===== Task data =====

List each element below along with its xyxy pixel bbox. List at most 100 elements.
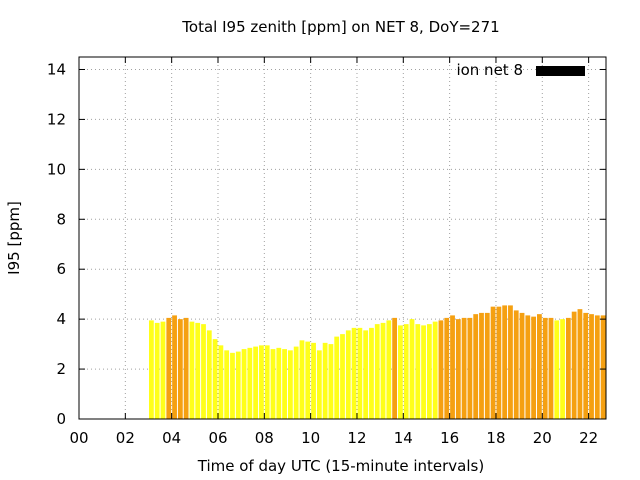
legend: ion net 8	[456, 61, 585, 79]
x-tick-label: 12	[347, 429, 366, 447]
x-tick-label: 22	[579, 429, 598, 447]
bar	[334, 336, 340, 419]
bar	[473, 314, 479, 419]
bar	[357, 327, 363, 419]
bar	[369, 327, 374, 419]
bar	[305, 341, 311, 419]
bar	[259, 345, 264, 419]
x-tick-label: 14	[394, 429, 413, 447]
bar	[496, 306, 502, 419]
bar	[293, 346, 299, 419]
y-tick-label: 10	[47, 160, 66, 178]
y-tick-label: 2	[56, 360, 66, 378]
bar	[351, 327, 357, 419]
bar	[519, 312, 525, 419]
bar	[490, 306, 496, 419]
bar	[531, 316, 537, 419]
bar	[316, 350, 322, 419]
bar	[594, 315, 600, 419]
bar	[276, 347, 282, 419]
bar	[270, 349, 276, 419]
bar	[224, 350, 230, 419]
bar	[565, 317, 571, 419]
x-tick-label: 06	[208, 429, 227, 447]
bar	[212, 339, 218, 419]
bar	[409, 319, 415, 419]
bar	[374, 324, 380, 419]
bar	[247, 347, 253, 419]
bar	[172, 315, 177, 419]
bar	[230, 352, 235, 419]
bar	[264, 345, 270, 419]
y-tick-label: 4	[56, 310, 66, 328]
bar	[235, 351, 241, 419]
bar	[148, 320, 154, 419]
bar	[403, 324, 409, 419]
bar	[398, 325, 403, 419]
x-tick-label: 20	[533, 429, 552, 447]
bar	[450, 315, 455, 419]
bar	[508, 305, 513, 419]
x-tick-label: 08	[255, 429, 274, 447]
bar	[438, 320, 444, 419]
x-tick-label: 04	[162, 429, 181, 447]
bar	[160, 321, 166, 419]
bar	[577, 309, 583, 419]
bar	[201, 324, 206, 419]
bar	[479, 312, 484, 419]
bars	[148, 305, 606, 419]
bar	[415, 324, 421, 419]
y-tick-label: 8	[56, 210, 66, 228]
bar	[322, 342, 328, 419]
bar	[583, 312, 589, 419]
bar	[571, 311, 577, 419]
bar	[525, 315, 531, 419]
y-tick-label: 14	[47, 60, 66, 78]
bar	[502, 305, 508, 419]
bar	[328, 344, 334, 419]
bar	[299, 340, 305, 419]
bar	[183, 317, 189, 419]
legend-swatch	[536, 66, 585, 76]
y-axis-label: I95 [ppm]	[5, 201, 23, 275]
x-tick-label: 00	[69, 429, 88, 447]
bar	[340, 334, 345, 419]
bar	[282, 349, 287, 419]
bar	[345, 330, 351, 419]
y-tick-label: 6	[56, 260, 66, 278]
x-tick-label: 10	[301, 429, 320, 447]
bar	[484, 312, 490, 419]
x-tick-label: 18	[486, 429, 505, 447]
bar	[241, 349, 247, 419]
bar	[386, 320, 392, 419]
bar	[455, 319, 461, 419]
bar	[154, 322, 160, 419]
bar	[432, 321, 438, 419]
grid	[79, 57, 606, 419]
bar	[467, 317, 473, 419]
y-tick-label: 0	[56, 410, 66, 428]
bar	[600, 315, 606, 419]
bar	[206, 330, 212, 419]
bar	[253, 346, 259, 419]
bar	[166, 317, 172, 419]
bar	[189, 321, 195, 419]
bar	[421, 325, 426, 419]
x-axis-label: Time of day UTC (15-minute intervals)	[197, 457, 484, 475]
bar	[392, 317, 398, 419]
x-tick-label: 02	[116, 429, 135, 447]
bar	[461, 317, 467, 419]
legend-label: ion net 8	[456, 61, 523, 79]
y-tick-label: 12	[47, 110, 66, 128]
bar	[554, 320, 560, 419]
bar	[380, 322, 386, 419]
bar	[218, 345, 224, 419]
bar	[513, 310, 519, 419]
bar	[560, 319, 565, 419]
bar	[363, 330, 369, 419]
bar	[537, 314, 542, 419]
x-tick-label: 16	[440, 429, 459, 447]
bar	[311, 342, 316, 419]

=====

**Description of the task:**
Extract every line of the material above verbatim, leaving out the picture.

**The output:**
List each element below along with its xyxy pixel bbox. List at most 100 elements.
legend: ion net 8	[456, 61, 585, 79]
x-tick-label: 12	[347, 429, 366, 447]
x-tick-label: 22	[579, 429, 598, 447]
bar	[334, 336, 340, 419]
bar	[473, 314, 479, 419]
bar	[357, 327, 363, 419]
bar	[369, 327, 374, 419]
bar	[305, 341, 311, 419]
bar	[259, 345, 264, 419]
x-tick-label: 14	[394, 429, 413, 447]
bar	[496, 306, 502, 419]
bar	[293, 346, 299, 419]
y-tick-label: 10	[47, 160, 66, 178]
y-tick-label: 2	[56, 360, 66, 378]
bar	[351, 327, 357, 419]
bar	[519, 312, 525, 419]
bar	[490, 306, 496, 419]
bar	[531, 316, 537, 419]
bar	[316, 350, 322, 419]
bar	[594, 315, 600, 419]
bar	[276, 347, 282, 419]
bar	[270, 349, 276, 419]
bar	[224, 350, 230, 419]
bar	[565, 317, 571, 419]
x-tick-label: 06	[208, 429, 227, 447]
bar	[212, 339, 218, 419]
bar	[409, 319, 415, 419]
bar	[374, 324, 380, 419]
bar	[247, 347, 253, 419]
bar	[172, 315, 177, 419]
bar	[230, 352, 235, 419]
bar	[264, 345, 270, 419]
y-tick-label: 4	[56, 310, 66, 328]
bar	[235, 351, 241, 419]
bar	[148, 320, 154, 419]
bar	[403, 324, 409, 419]
bar	[398, 325, 403, 419]
x-tick-label: 20	[533, 429, 552, 447]
bar	[450, 315, 455, 419]
bar	[508, 305, 513, 419]
x-tick-label: 08	[255, 429, 274, 447]
bar	[438, 320, 444, 419]
x-tick-label: 04	[162, 429, 181, 447]
bar	[160, 321, 166, 419]
bar	[577, 309, 583, 419]
bar	[201, 324, 206, 419]
bar	[479, 312, 484, 419]
bars	[148, 305, 606, 419]
bar	[415, 324, 421, 419]
y-tick-label: 8	[56, 210, 66, 228]
bar	[322, 342, 328, 419]
bar	[583, 312, 589, 419]
bar	[571, 311, 577, 419]
bar	[525, 315, 531, 419]
y-tick-label: 14	[47, 60, 66, 78]
bar	[502, 305, 508, 419]
bar	[328, 344, 334, 419]
bar	[299, 340, 305, 419]
bar	[183, 317, 189, 419]
legend-swatch	[536, 66, 585, 76]
y-axis-label: I95 [ppm]	[5, 201, 23, 275]
x-tick-label: 00	[69, 429, 88, 447]
bar	[340, 334, 345, 419]
bar	[282, 349, 287, 419]
bar	[345, 330, 351, 419]
y-tick-label: 6	[56, 260, 66, 278]
x-tick-label: 10	[301, 429, 320, 447]
bar	[484, 312, 490, 419]
x-tick-label: 18	[486, 429, 505, 447]
bar	[241, 349, 247, 419]
bar	[386, 320, 392, 419]
bar	[455, 319, 461, 419]
bar	[154, 322, 160, 419]
bar	[432, 321, 438, 419]
grid	[79, 57, 606, 419]
bar	[467, 317, 473, 419]
y-tick-label: 0	[56, 410, 66, 428]
bar	[600, 315, 606, 419]
bar	[206, 330, 212, 419]
bar	[253, 346, 259, 419]
bar	[166, 317, 172, 419]
bar	[189, 321, 195, 419]
bar	[421, 325, 426, 419]
x-axis-label: Time of day UTC (15-minute intervals)	[197, 457, 484, 475]
bar	[392, 317, 398, 419]
x-tick-label: 02	[116, 429, 135, 447]
bar	[461, 317, 467, 419]
legend-label: ion net 8	[456, 61, 523, 79]
y-tick-label: 12	[47, 110, 66, 128]
bar	[554, 320, 560, 419]
bar	[380, 322, 386, 419]
bar	[218, 345, 224, 419]
bar	[513, 310, 519, 419]
bar	[560, 319, 565, 419]
bar	[363, 330, 369, 419]
bar	[537, 314, 542, 419]
x-tick-label: 16	[440, 429, 459, 447]
bar	[311, 342, 316, 419]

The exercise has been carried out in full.